[Stored records]

[Begin]

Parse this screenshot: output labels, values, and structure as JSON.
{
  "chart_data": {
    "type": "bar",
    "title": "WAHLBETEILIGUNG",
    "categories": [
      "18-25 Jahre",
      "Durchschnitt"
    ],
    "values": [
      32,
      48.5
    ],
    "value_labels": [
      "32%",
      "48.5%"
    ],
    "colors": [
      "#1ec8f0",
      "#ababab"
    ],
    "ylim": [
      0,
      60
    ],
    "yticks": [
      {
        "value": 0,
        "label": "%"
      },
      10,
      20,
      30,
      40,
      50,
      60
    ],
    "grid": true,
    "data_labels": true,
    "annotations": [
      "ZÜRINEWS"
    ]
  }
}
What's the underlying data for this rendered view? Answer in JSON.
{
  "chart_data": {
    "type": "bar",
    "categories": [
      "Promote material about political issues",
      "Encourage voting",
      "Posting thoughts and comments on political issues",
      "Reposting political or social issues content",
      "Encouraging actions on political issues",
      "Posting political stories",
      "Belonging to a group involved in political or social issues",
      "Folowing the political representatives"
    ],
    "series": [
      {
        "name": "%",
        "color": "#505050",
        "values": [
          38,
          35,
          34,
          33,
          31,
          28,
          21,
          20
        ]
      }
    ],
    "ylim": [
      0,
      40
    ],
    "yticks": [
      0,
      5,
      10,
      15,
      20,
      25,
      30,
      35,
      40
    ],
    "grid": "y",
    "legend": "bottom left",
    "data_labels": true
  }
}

[End]

Find "true". Copy every line it occurs in.

Exercise solution
    "grid": true,
    "data_labels": true,
    "data_labels": true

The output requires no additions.